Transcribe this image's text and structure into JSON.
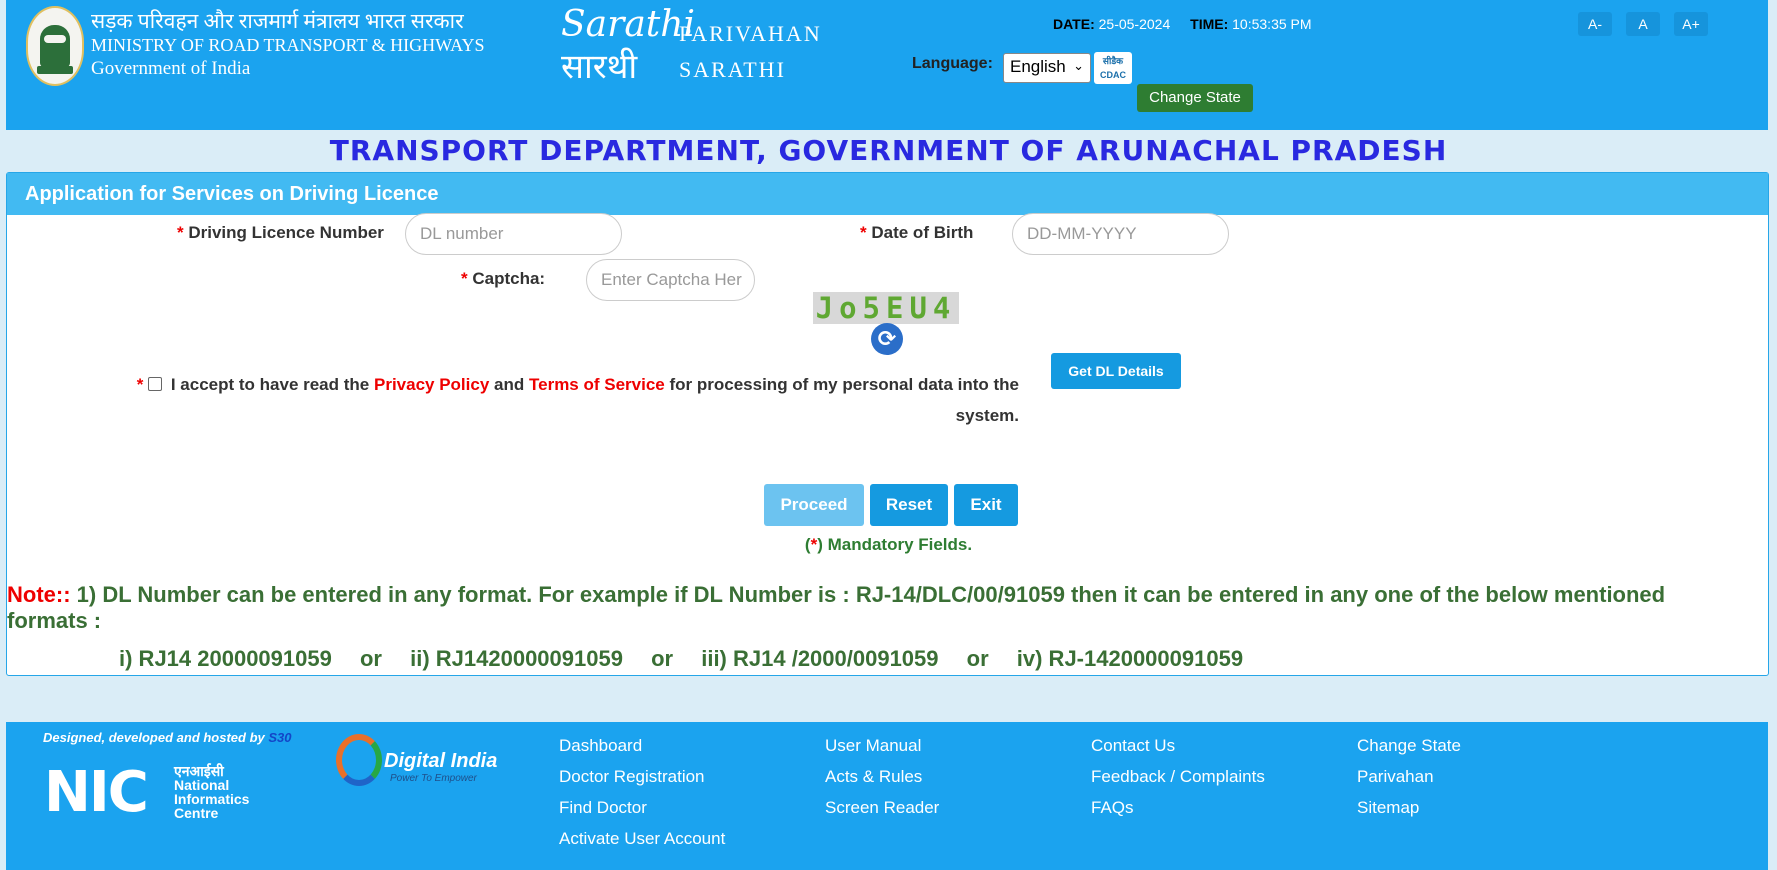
{
  "header": {
    "ministry_hindi": "सड़क परिवहन और राजमार्ग मंत्रालय भारत सरकार",
    "ministry_english": "MINISTRY OF ROAD TRANSPORT & HIGHWAYS",
    "government": "Government of India",
    "sarathi_logo_en": "Sarathi",
    "sarathi_logo_hi": "सारथी",
    "parivahan": "PARIVAHAN",
    "sarathi": "SARATHI",
    "date_label": "DATE:",
    "date_value": "25-05-2024",
    "time_label": "TIME:",
    "time_value": "10:53:35 PM",
    "language_label": "Language:",
    "language_selected": "English",
    "cdac_hi": "सीडैक",
    "cdac_en": "CDAC",
    "change_state": "Change State",
    "font_decrease": "A-",
    "font_normal": "A",
    "font_increase": "A+"
  },
  "department_title": "TRANSPORT DEPARTMENT, GOVERNMENT OF ARUNACHAL PRADESH",
  "form": {
    "panel_title": "Application for Services on Driving Licence",
    "required_mark": "*",
    "dl_label": "Driving Licence Number",
    "dl_placeholder": "DL number",
    "dob_label": "Date of Birth",
    "dob_placeholder": "DD-MM-YYYY",
    "captcha_label": "Captcha:",
    "captcha_placeholder": "Enter Captcha Her",
    "captcha_text": "Jo5EU4",
    "consent_pre": "I accept to have read the",
    "privacy_policy": "Privacy Policy",
    "and": "and",
    "terms": "Terms of Service",
    "consent_post": "for processing of my personal data into the system.",
    "get_dl_details": "Get DL Details",
    "proceed": "Proceed",
    "reset": "Reset",
    "exit": "Exit",
    "mandatory_open": "(",
    "mandatory_close": ") Mandatory Fields.",
    "note_label": "Note::",
    "note_text": "1) DL Number can be entered in any format. For example if DL Number is : RJ-14/DLC/00/91059 then it can be entered in any one of the below mentioned formats :",
    "formats": [
      "i) RJ14 20000091059",
      "or",
      "ii) RJ1420000091059",
      "or",
      "iii) RJ14 /2000/0091059",
      "or",
      "iv) RJ-1420000091059"
    ]
  },
  "footer": {
    "designed_by": "Designed, developed and hosted by",
    "designed_by_s3": "S30",
    "nic_short": "NIC",
    "nic_hindi": "एनआईसी",
    "nic_line1": "National",
    "nic_line2": "Informatics",
    "nic_line3": "Centre",
    "digital_india": "Digital India",
    "digital_india_tag": "Power To Empower",
    "links": [
      [
        "Dashboard",
        "User Manual",
        "Contact Us",
        "Change State"
      ],
      [
        "Doctor Registration",
        "Acts & Rules",
        "Feedback / Complaints",
        "Parivahan"
      ],
      [
        "Find Doctor",
        "Screen Reader",
        "FAQs",
        "Sitemap"
      ],
      [
        "Activate User Account",
        "",
        "",
        ""
      ]
    ]
  }
}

####################

Exercise aim: Repeat the entries exactly and keep the pictures out of the copy.

Reply to the exercise:
Transcribe this image's text and structure into JSON.
{
  "header": {
    "ministry_hindi": "सड़क परिवहन और राजमार्ग मंत्रालय भारत सरकार",
    "ministry_english": "MINISTRY OF ROAD TRANSPORT & HIGHWAYS",
    "government": "Government of India",
    "sarathi_logo_en": "Sarathi",
    "sarathi_logo_hi": "सारथी",
    "parivahan": "PARIVAHAN",
    "sarathi": "SARATHI",
    "date_label": "DATE:",
    "date_value": "25-05-2024",
    "time_label": "TIME:",
    "time_value": "10:53:35 PM",
    "language_label": "Language:",
    "language_selected": "English",
    "cdac_hi": "सीडैक",
    "cdac_en": "CDAC",
    "change_state": "Change State",
    "font_decrease": "A-",
    "font_normal": "A",
    "font_increase": "A+"
  },
  "department_title": "TRANSPORT DEPARTMENT, GOVERNMENT OF ARUNACHAL PRADESH",
  "form": {
    "panel_title": "Application for Services on Driving Licence",
    "required_mark": "*",
    "dl_label": "Driving Licence Number",
    "dl_placeholder": "DL number",
    "dob_label": "Date of Birth",
    "dob_placeholder": "DD-MM-YYYY",
    "captcha_label": "Captcha:",
    "captcha_placeholder": "Enter Captcha Her",
    "captcha_text": "Jo5EU4",
    "consent_pre": "I accept to have read the",
    "privacy_policy": "Privacy Policy",
    "and": "and",
    "terms": "Terms of Service",
    "consent_post": "for processing of my personal data into the system.",
    "get_dl_details": "Get DL Details",
    "proceed": "Proceed",
    "reset": "Reset",
    "exit": "Exit",
    "mandatory_open": "(",
    "mandatory_close": ") Mandatory Fields.",
    "note_label": "Note::",
    "note_text": "1) DL Number can be entered in any format. For example if DL Number is : RJ-14/DLC/00/91059 then it can be entered in any one of the below mentioned formats :",
    "formats": [
      "i) RJ14 20000091059",
      "or",
      "ii) RJ1420000091059",
      "or",
      "iii) RJ14 /2000/0091059",
      "or",
      "iv) RJ-1420000091059"
    ]
  },
  "footer": {
    "designed_by": "Designed, developed and hosted by",
    "designed_by_s3": "S30",
    "nic_short": "NIC",
    "nic_hindi": "एनआईसी",
    "nic_line1": "National",
    "nic_line2": "Informatics",
    "nic_line3": "Centre",
    "digital_india": "Digital India",
    "digital_india_tag": "Power To Empower",
    "links": [
      [
        "Dashboard",
        "User Manual",
        "Contact Us",
        "Change State"
      ],
      [
        "Doctor Registration",
        "Acts & Rules",
        "Feedback / Complaints",
        "Parivahan"
      ],
      [
        "Find Doctor",
        "Screen Reader",
        "FAQs",
        "Sitemap"
      ],
      [
        "Activate User Account",
        "",
        "",
        ""
      ]
    ]
  }
}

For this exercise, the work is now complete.